- Exercise directions:
Copy all of the records below verbatim.

(Collection entries)

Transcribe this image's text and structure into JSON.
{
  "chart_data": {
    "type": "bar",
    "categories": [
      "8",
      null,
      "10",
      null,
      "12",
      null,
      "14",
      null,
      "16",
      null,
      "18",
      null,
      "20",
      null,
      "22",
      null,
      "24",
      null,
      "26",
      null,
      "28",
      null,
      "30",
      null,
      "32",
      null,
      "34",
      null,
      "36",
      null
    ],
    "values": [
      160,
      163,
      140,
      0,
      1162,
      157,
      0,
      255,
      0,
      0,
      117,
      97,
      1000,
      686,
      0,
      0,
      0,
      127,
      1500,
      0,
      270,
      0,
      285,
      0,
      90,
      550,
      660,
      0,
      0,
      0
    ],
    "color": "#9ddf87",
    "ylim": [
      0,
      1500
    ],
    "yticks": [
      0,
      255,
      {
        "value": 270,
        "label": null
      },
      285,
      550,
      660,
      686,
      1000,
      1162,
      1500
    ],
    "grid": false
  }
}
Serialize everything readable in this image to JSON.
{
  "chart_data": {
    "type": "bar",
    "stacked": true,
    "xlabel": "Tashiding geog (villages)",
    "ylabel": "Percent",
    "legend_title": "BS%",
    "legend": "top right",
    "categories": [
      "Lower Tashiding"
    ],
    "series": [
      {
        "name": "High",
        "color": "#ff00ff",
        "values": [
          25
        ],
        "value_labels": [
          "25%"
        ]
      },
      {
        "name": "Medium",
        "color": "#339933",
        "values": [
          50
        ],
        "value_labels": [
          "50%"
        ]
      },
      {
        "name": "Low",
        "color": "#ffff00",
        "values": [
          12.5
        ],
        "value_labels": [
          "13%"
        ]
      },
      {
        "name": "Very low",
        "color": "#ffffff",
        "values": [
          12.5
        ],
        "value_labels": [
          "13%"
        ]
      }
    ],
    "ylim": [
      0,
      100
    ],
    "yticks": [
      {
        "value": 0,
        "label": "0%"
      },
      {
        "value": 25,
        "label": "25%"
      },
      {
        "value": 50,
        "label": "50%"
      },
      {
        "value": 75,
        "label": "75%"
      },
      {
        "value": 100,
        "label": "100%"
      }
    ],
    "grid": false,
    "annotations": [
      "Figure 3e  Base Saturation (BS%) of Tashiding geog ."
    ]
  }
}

- Correct result:
Transcribe this image's text and structure into JSON.
{
  "chart_data": {
    "type": "bar",
    "categories": [
      "8",
      null,
      "10",
      null,
      "12",
      null,
      "14",
      null,
      "16",
      null,
      "18",
      null,
      "20",
      null,
      "22",
      null,
      "24",
      null,
      "26",
      null,
      "28",
      null,
      "30",
      null,
      "32",
      null,
      "34",
      null,
      "36",
      null
    ],
    "values": [
      160,
      163,
      140,
      0,
      1162,
      157,
      0,
      255,
      0,
      0,
      117,
      97,
      1000,
      686,
      0,
      0,
      0,
      127,
      1500,
      0,
      270,
      0,
      285,
      0,
      90,
      550,
      660,
      0,
      0,
      0
    ],
    "color": "#9ddf87",
    "ylim": [
      0,
      1500
    ],
    "yticks": [
      0,
      255,
      {
        "value": 270,
        "label": null
      },
      285,
      550,
      660,
      686,
      1000,
      1162,
      1500
    ],
    "grid": false
  }
}
Serialize everything readable in this image to JSON.
{
  "chart_data": {
    "type": "bar",
    "stacked": true,
    "xlabel": "Tashiding geog (villages)",
    "ylabel": "Percent",
    "legend_title": "BS%",
    "legend": "top right",
    "categories": [
      "Lower Tashiding"
    ],
    "series": [
      {
        "name": "High",
        "color": "#ff00ff",
        "values": [
          25
        ],
        "value_labels": [
          "25%"
        ]
      },
      {
        "name": "Medium",
        "color": "#339933",
        "values": [
          50
        ],
        "value_labels": [
          "50%"
        ]
      },
      {
        "name": "Low",
        "color": "#ffff00",
        "values": [
          12.5
        ],
        "value_labels": [
          "13%"
        ]
      },
      {
        "name": "Very low",
        "color": "#ffffff",
        "values": [
          12.5
        ],
        "value_labels": [
          "13%"
        ]
      }
    ],
    "ylim": [
      0,
      100
    ],
    "yticks": [
      {
        "value": 0,
        "label": "0%"
      },
      {
        "value": 25,
        "label": "25%"
      },
      {
        "value": 50,
        "label": "50%"
      },
      {
        "value": 75,
        "label": "75%"
      },
      {
        "value": 100,
        "label": "100%"
      }
    ],
    "grid": false,
    "annotations": [
      "Figure 3e  Base Saturation (BS%) of Tashiding geog ."
    ]
  }
}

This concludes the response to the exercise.